续写下面这篇比较LitData与WebDataset的测试笔记，紧接它的最后一句往下写。

* 页面 *
===
抽空测试了一下Lightning新出的LitData,并和WebDataset进行了简单比较,目前LitData还处于初步阶段。
项目地址
https://github.com/Lightning-AI/litdata
https://github.com/webdataset/webdataset
当前版本
litdata=0.2.18
webdataset=0.2.90
LitData处理SA-1B数据集(10TB)
https://lightning.ai/lightning-ai/studios/prepare-large-image-segmentation-datasets-with-litdata
LitData修改optimize cache路径
默认cache路径在/tmp/chunks/
,通过设置环境变量修改路径:
import os
# Set your desired cache directory
os.environ["DATA_OPTIMIZER_CACHE_FOLDER"] = "/path/to/your/cache_dir"
不使用CombinedStreamingDataset
CombinedStreamingDataset在读取时,会出现某个dataset读完了,训练就会卡死的情况。StreamingDataset更简单,但也会出现validation卡死。
比较LitData与WebDataset
LitData非常不稳定,在训练VQGAN过程中,从training切换到validation就会失败。LitData在4张A800、batch_size=16、num_workers=12时,处理速度为1.69 it/s.
WebDataset通过resample和with_epoch/with_length,先将shards分到4个显卡(进程),再开num_workers=12个进程读取数据,最后在WebLoader进程中重新打乱数据。batch_size=16时,每个epoch的steps数为dataset_size // (batch_size * world_size),处理速度为1.52 it/s,比LitData稍慢。
LitData提供的map并行函数比WebDataset方便。
===
* 显示信息 *
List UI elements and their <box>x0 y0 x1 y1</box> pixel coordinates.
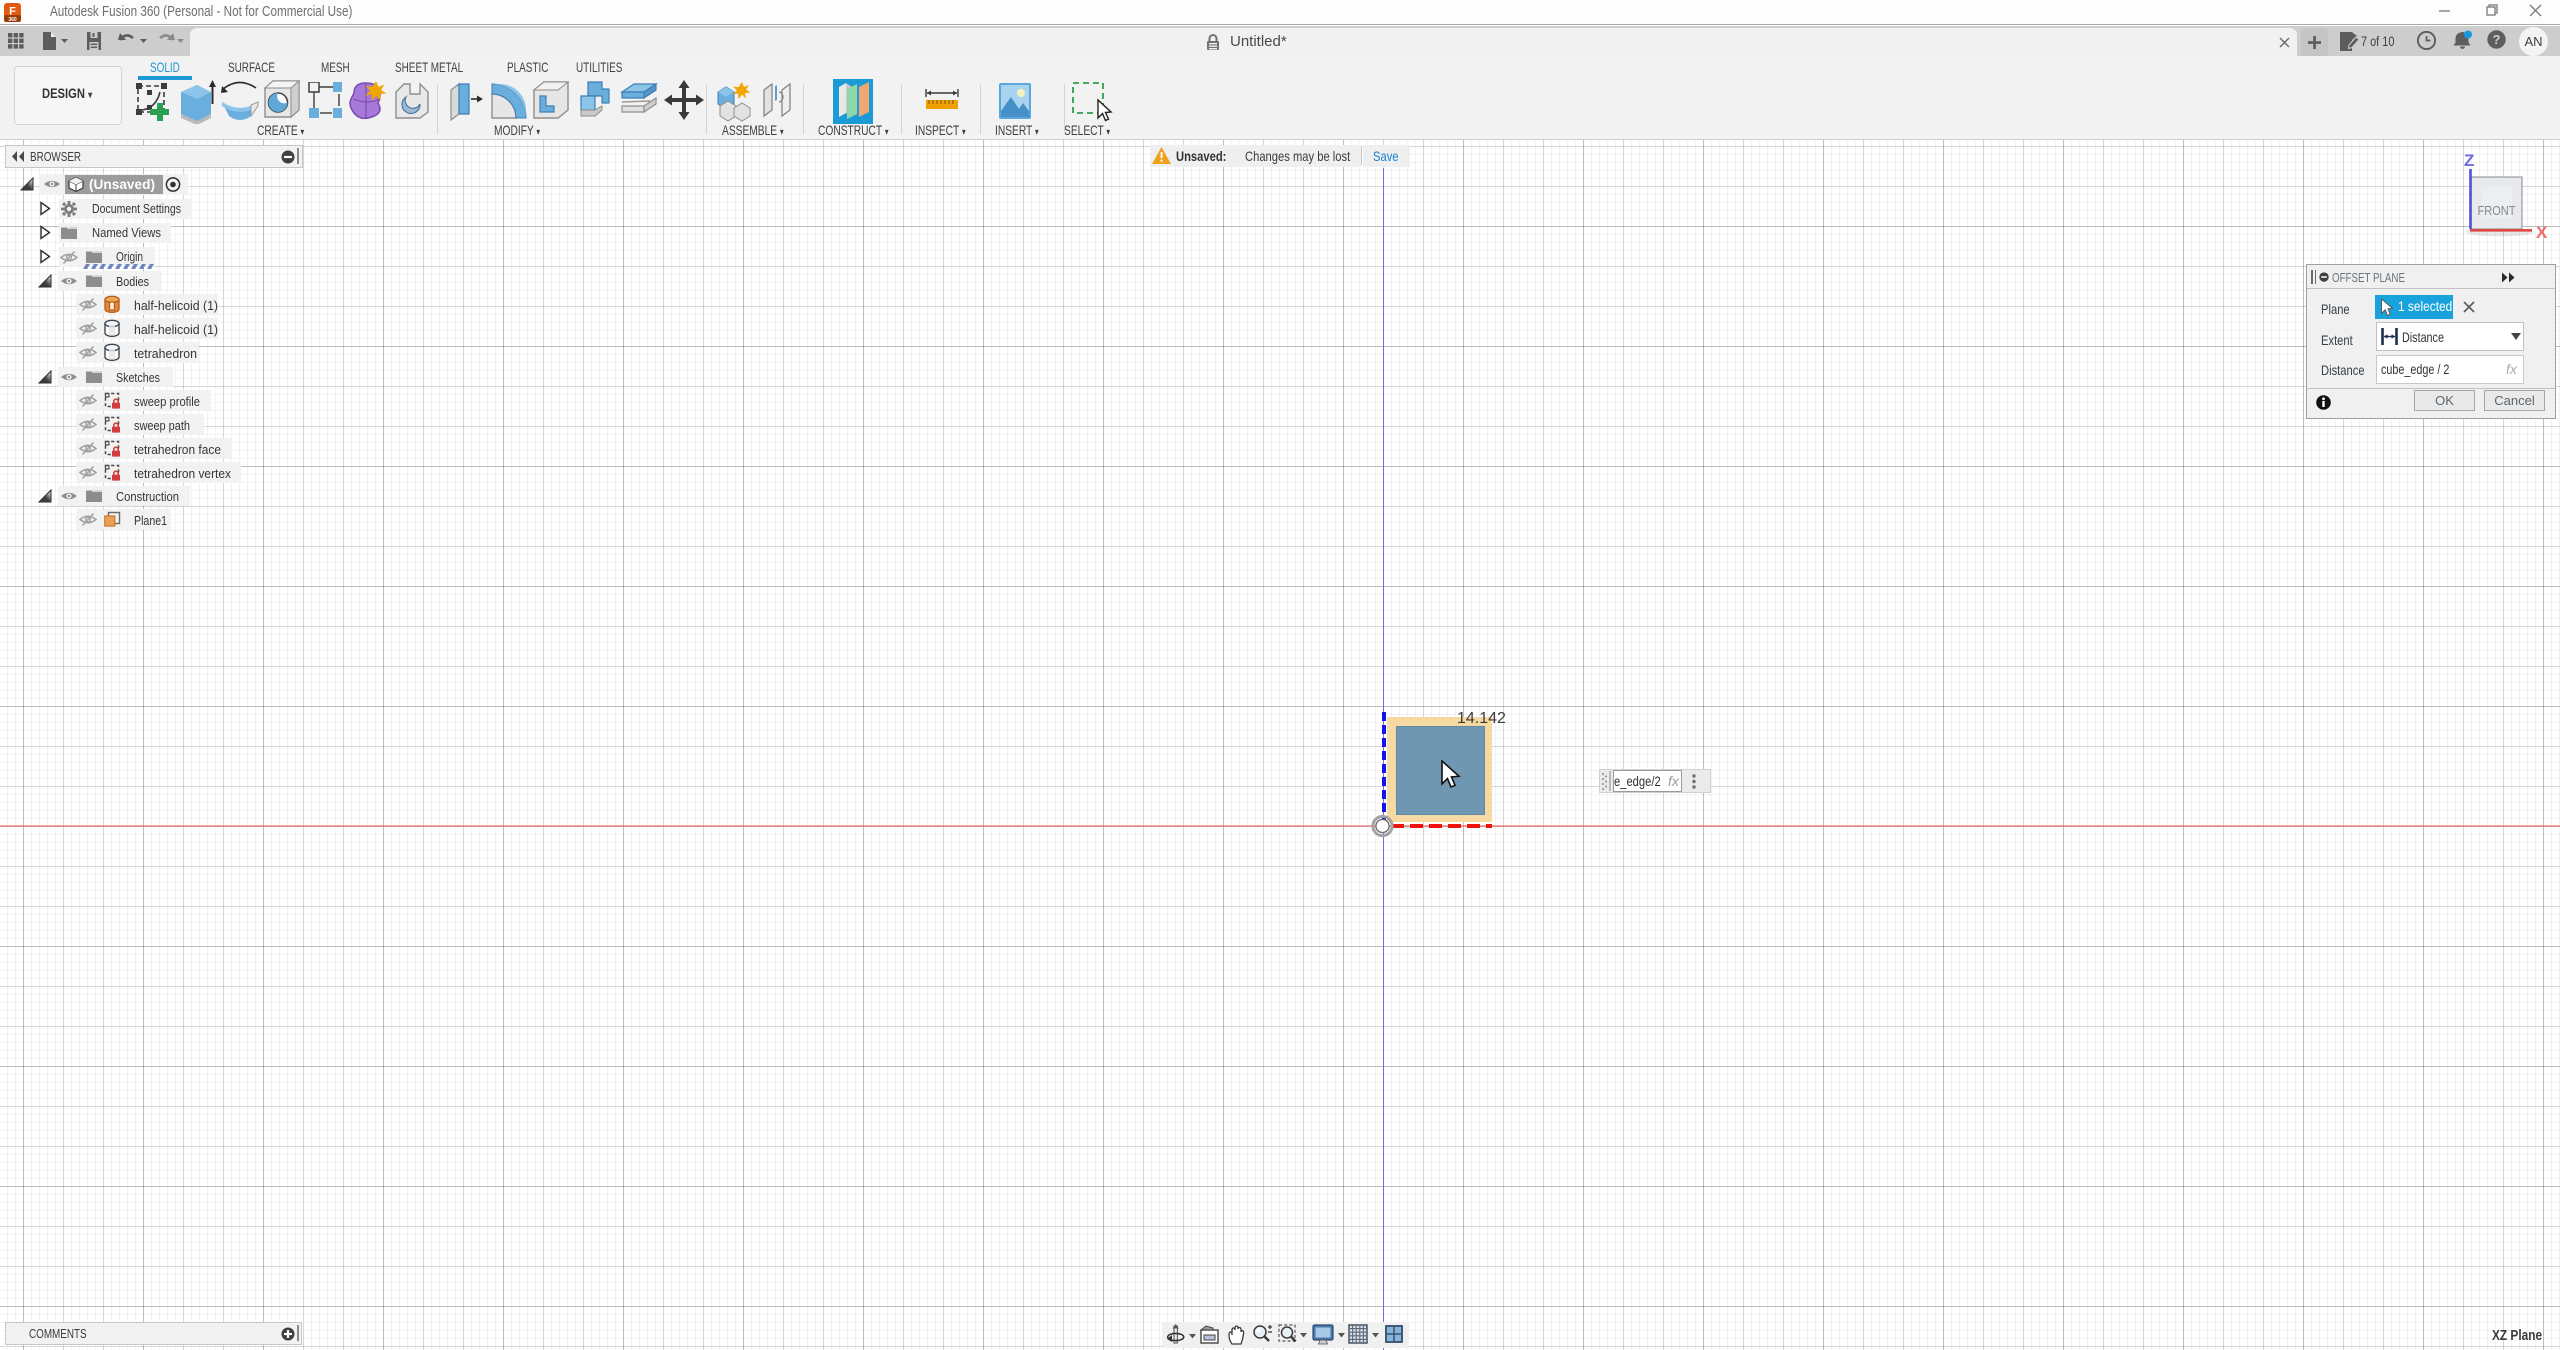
===
* 结果如下 *
WebDataset unbatched IndexError
# webdataset/filters.py:515-521,报错IndexError
def _unbatched(data):
"""Turn batched data back into unbatched data."""
for sample in data:
assert isinstance(sample, (tuple, list)), sample
assert len(sample) > 0
for i in range(len(sample[0])):
yield tuple(x[i] for x in sample)
# 修改后,丢弃不等长的样本
def _unbatched(data):
"""Turn batched data back into unbatched data."""
for sample in data:
assert isinstance(sample, (tuple, list)), sample
assert len(sample) > 0
min_length = min(len(x) for x in sample)
max_length = max(len(x) for x in sample)
if max_length != min_length:
print(f"{max_length} != {min_length}, some data will be discarded.")
for i in range(min_length):
yield tuple(x[i] for x in sample)